• **WHAT NEEDS TO BE DONE**: Each line that holds the word "contrary" is to be identified and copied.

• **SUPPLIED MATERIAL**:

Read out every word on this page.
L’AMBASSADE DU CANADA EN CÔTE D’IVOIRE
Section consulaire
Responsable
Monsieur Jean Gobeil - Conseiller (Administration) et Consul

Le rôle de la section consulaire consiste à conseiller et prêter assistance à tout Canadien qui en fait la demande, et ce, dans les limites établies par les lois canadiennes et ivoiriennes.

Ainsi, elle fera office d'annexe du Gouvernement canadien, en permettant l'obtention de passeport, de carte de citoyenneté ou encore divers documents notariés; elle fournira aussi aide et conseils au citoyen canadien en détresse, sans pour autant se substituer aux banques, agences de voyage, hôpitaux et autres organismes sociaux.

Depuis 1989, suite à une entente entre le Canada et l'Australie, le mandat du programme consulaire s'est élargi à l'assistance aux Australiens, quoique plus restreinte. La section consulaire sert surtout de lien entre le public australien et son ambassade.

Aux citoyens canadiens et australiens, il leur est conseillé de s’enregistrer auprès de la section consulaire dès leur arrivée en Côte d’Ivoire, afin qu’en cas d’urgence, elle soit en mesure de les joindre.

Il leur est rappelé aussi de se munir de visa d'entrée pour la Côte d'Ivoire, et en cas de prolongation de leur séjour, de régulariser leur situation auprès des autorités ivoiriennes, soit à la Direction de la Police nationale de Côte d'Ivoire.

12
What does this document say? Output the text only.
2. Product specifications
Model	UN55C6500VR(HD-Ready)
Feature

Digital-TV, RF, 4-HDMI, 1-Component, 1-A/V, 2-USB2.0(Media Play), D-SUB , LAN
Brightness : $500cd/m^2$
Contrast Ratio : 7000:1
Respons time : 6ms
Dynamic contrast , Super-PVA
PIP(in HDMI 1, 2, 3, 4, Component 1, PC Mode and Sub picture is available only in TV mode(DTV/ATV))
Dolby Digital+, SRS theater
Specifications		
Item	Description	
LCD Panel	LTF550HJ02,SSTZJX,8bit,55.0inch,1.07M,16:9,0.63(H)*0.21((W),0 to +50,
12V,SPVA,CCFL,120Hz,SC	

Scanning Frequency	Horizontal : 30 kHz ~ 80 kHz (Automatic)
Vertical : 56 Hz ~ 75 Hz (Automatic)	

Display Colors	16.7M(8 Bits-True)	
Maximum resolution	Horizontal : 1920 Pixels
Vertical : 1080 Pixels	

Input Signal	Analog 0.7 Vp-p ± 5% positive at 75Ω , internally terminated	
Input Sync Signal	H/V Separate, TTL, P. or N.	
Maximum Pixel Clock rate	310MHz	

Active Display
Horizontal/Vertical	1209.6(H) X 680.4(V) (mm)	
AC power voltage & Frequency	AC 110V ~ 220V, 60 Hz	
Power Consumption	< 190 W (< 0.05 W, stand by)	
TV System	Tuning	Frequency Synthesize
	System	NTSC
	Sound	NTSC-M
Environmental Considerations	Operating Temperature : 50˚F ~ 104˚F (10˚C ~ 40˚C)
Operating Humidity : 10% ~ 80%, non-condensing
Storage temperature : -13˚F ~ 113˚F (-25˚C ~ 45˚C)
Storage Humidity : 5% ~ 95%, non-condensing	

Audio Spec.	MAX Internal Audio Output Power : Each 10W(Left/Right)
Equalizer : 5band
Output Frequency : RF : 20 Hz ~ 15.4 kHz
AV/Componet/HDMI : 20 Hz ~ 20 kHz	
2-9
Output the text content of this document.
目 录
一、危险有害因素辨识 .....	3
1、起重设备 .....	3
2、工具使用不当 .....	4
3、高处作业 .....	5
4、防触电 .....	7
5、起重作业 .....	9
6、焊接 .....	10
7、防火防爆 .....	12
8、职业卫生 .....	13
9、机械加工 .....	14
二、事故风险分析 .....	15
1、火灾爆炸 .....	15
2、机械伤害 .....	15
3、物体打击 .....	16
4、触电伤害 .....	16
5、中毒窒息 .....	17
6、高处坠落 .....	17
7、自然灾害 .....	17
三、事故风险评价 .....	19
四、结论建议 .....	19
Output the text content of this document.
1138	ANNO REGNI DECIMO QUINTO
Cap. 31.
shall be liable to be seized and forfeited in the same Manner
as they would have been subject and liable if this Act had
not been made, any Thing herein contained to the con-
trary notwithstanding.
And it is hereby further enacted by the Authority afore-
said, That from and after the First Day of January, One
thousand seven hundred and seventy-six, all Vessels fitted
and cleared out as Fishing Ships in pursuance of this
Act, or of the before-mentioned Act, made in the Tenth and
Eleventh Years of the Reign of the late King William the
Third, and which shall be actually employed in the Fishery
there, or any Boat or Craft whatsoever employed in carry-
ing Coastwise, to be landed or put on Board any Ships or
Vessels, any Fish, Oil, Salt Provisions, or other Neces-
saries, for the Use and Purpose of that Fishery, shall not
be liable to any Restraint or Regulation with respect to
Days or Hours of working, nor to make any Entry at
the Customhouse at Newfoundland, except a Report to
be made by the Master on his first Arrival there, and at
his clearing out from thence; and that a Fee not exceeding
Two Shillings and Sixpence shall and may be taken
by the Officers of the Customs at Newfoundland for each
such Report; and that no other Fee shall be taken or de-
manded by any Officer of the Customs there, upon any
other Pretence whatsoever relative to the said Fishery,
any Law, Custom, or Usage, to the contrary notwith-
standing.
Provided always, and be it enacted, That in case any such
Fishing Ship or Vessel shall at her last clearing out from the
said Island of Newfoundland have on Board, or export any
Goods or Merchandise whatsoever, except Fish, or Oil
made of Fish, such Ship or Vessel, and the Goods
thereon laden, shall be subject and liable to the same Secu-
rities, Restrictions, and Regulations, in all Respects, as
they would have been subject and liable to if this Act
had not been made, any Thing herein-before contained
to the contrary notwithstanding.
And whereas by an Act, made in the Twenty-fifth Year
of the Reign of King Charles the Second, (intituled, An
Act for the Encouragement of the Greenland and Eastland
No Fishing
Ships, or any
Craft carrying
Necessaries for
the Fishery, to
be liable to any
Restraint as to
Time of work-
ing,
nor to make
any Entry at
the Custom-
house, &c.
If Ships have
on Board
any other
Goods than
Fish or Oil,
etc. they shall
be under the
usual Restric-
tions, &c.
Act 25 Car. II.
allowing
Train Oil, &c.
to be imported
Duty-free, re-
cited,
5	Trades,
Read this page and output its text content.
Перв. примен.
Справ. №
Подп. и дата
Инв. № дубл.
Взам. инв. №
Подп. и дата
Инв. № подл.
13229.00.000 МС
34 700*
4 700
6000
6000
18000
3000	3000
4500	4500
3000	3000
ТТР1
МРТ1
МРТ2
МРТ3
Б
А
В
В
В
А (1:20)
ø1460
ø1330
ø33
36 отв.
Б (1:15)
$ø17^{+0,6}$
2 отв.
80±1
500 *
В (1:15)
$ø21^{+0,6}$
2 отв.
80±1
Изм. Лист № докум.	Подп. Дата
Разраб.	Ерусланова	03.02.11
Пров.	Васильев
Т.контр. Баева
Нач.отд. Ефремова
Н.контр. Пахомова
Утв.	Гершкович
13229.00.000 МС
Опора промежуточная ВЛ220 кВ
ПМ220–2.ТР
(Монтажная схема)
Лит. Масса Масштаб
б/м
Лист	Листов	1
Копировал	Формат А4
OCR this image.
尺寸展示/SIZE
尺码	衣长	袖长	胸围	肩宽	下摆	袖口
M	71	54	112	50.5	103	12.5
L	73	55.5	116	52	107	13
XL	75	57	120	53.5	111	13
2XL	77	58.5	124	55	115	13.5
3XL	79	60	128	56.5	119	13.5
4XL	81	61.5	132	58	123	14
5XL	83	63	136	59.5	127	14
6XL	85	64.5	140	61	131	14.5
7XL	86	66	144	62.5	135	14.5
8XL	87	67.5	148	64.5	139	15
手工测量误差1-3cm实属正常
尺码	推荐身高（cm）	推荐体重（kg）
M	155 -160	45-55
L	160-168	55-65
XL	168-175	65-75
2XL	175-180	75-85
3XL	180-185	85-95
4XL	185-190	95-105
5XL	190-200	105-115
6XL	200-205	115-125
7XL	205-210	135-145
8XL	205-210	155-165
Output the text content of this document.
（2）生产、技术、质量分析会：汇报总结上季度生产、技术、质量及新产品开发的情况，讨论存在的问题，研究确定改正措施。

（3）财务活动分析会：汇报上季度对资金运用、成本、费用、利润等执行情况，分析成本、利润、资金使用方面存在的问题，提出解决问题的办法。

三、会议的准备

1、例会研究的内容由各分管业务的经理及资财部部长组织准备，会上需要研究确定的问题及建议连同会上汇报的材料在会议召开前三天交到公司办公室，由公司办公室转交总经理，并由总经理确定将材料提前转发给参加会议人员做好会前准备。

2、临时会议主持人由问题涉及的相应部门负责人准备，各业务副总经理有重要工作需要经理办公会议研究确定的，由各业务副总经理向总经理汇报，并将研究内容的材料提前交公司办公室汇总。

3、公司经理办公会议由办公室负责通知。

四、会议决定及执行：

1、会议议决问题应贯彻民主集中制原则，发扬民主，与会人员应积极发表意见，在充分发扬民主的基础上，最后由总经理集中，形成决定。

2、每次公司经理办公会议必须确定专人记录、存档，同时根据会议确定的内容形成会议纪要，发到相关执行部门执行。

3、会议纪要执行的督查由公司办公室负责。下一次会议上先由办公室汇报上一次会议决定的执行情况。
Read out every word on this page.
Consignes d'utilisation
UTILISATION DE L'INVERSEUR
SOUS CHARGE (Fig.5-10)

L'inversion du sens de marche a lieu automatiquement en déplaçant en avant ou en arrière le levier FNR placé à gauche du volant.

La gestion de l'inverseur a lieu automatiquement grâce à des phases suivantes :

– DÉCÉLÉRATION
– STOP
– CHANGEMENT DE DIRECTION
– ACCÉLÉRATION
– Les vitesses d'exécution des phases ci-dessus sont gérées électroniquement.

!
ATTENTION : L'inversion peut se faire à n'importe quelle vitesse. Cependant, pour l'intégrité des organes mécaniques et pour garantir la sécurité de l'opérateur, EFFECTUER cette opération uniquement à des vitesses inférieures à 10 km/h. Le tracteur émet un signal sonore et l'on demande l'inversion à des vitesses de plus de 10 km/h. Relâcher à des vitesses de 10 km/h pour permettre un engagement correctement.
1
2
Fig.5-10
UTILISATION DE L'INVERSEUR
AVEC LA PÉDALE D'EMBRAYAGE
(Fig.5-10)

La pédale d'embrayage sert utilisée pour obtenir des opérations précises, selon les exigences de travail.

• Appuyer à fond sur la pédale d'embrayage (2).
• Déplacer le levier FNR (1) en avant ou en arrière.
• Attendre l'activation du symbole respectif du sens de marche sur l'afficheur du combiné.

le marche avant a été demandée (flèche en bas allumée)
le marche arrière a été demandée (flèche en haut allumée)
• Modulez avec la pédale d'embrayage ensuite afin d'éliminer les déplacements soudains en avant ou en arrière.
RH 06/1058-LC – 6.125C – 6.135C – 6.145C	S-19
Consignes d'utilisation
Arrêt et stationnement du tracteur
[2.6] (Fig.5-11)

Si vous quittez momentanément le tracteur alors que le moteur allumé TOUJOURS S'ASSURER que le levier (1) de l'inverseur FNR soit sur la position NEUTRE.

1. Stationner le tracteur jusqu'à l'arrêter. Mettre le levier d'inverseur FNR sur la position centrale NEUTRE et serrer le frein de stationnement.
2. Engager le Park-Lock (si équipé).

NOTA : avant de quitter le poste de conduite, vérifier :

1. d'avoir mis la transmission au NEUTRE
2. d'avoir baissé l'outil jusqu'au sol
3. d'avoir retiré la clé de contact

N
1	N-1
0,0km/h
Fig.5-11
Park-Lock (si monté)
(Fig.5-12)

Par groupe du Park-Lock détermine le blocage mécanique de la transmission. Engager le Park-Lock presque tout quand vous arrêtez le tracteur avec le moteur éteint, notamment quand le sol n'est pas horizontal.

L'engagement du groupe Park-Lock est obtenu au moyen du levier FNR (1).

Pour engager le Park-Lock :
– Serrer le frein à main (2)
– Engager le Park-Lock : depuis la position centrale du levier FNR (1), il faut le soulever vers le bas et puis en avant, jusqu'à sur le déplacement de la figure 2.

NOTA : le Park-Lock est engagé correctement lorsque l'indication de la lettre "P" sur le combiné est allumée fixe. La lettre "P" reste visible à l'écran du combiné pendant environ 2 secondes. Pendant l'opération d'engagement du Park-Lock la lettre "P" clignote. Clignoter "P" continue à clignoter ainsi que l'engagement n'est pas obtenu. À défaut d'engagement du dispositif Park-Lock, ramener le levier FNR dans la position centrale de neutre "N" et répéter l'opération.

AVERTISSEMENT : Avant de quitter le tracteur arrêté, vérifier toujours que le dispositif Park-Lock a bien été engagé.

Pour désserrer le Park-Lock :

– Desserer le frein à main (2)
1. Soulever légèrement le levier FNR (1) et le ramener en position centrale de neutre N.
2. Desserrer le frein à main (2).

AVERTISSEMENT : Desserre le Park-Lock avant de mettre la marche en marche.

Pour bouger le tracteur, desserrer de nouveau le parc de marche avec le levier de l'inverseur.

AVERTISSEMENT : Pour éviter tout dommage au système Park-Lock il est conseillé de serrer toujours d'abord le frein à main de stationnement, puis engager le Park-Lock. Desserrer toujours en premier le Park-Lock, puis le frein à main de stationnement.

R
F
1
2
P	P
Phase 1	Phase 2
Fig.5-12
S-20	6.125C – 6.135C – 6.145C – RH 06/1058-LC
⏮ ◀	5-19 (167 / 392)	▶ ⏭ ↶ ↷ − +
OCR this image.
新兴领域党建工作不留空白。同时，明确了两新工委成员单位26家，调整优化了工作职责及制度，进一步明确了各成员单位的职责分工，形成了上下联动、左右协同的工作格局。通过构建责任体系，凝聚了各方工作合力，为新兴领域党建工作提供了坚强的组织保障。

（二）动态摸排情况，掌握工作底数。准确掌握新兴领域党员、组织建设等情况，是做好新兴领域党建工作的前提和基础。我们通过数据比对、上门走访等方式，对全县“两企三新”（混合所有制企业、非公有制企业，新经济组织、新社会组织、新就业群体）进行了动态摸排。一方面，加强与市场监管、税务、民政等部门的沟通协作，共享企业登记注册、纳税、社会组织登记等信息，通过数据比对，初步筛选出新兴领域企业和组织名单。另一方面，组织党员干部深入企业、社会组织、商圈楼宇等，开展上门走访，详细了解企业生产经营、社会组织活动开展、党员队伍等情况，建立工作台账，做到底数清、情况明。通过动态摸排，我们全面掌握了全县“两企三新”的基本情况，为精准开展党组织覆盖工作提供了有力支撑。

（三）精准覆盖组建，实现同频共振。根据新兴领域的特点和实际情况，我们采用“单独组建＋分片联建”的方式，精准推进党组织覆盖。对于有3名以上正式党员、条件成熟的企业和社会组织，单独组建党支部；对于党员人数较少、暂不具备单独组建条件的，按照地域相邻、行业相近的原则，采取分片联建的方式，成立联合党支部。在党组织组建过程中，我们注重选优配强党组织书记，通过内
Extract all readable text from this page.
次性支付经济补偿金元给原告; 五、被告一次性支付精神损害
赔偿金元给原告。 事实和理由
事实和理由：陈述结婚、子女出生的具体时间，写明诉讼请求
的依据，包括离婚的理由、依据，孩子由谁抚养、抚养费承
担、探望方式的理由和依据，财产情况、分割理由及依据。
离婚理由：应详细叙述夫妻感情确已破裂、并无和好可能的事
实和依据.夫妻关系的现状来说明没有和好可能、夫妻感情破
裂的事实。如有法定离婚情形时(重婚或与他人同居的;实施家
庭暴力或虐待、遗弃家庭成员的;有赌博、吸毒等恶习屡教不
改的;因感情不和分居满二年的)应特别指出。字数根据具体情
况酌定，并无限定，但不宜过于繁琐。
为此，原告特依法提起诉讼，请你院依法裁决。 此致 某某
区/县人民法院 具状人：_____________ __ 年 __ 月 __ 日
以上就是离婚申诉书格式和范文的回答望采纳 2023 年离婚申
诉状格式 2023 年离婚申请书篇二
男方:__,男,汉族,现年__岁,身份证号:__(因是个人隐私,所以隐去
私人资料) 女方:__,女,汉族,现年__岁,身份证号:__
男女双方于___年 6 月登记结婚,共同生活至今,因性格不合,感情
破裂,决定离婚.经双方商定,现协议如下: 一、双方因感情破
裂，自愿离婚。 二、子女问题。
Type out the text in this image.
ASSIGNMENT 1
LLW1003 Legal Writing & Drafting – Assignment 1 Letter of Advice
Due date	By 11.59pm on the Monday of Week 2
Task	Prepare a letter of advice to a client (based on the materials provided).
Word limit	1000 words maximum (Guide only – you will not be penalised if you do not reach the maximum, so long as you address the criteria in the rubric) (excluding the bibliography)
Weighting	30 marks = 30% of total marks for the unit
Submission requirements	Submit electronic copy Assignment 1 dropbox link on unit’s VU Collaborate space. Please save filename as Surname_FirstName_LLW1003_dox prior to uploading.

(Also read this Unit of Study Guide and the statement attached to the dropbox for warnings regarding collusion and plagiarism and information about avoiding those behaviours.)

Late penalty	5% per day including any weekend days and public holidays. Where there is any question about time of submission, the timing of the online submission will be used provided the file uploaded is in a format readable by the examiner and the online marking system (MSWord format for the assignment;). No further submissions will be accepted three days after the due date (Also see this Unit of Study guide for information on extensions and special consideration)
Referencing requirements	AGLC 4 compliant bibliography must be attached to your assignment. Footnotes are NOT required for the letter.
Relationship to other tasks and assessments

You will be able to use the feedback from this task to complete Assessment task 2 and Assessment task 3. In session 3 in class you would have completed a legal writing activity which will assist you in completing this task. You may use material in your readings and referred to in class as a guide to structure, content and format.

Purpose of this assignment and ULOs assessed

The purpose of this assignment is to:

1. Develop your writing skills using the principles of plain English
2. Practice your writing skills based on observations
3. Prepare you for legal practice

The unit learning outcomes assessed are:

• **SOLUTION TO THE EXERCISE**:
any Law, Custom, or Usage, to the contrary notwith-
to the contrary notwithstanding.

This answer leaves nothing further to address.